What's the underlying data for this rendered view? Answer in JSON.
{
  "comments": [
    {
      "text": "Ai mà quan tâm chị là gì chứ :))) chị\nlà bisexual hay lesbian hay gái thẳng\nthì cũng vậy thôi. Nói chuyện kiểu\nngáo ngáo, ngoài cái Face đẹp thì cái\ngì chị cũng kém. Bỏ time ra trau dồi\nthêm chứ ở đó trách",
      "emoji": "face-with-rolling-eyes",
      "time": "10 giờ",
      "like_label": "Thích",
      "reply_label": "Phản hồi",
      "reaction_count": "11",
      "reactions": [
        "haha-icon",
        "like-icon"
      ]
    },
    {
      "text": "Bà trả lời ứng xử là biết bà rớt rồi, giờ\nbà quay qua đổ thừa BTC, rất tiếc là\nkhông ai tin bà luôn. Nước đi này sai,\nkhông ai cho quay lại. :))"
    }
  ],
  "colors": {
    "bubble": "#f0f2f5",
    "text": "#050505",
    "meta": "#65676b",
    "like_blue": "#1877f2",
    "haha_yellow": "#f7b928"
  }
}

------------------------

• **Given exercise**
Without leaving anything out, quote all the data.

• **Exercise output**
What's the underlying data for this rendered view? Answer in JSON.
{
  "comments": [
    {
      "text": "Ai mà quan tâm chị là gì chứ :))) chị\nlà bisexual hay lesbian hay gái thẳng\nthì cũng vậy thôi. Nói chuyện kiểu\nngáo ngáo, ngoài cái Face đẹp thì cái\ngì chị cũng kém. Bỏ time ra trau dồi\nthêm chứ ở đó trách",
      "emoji": "face-with-rolling-eyes",
      "time": "10 giờ",
      "like_label": "Thích",
      "reply_label": "Phản hồi",
      "reaction_count": "11",
      "reactions": [
        "haha-icon",
        "like-icon"
      ]
    },
    {
      "text": "Bà trả lời ứng xử là biết bà rớt rồi, giờ\nbà quay qua đổ thừa BTC, rất tiếc là\nkhông ai tin bà luôn. Nước đi này sai,\nkhông ai cho quay lại. :))"
    }
  ],
  "colors": {
    "bubble": "#f0f2f5",
    "text": "#050505",
    "meta": "#65676b",
    "like_blue": "#1877f2",
    "haha_yellow": "#f7b928"
  }
}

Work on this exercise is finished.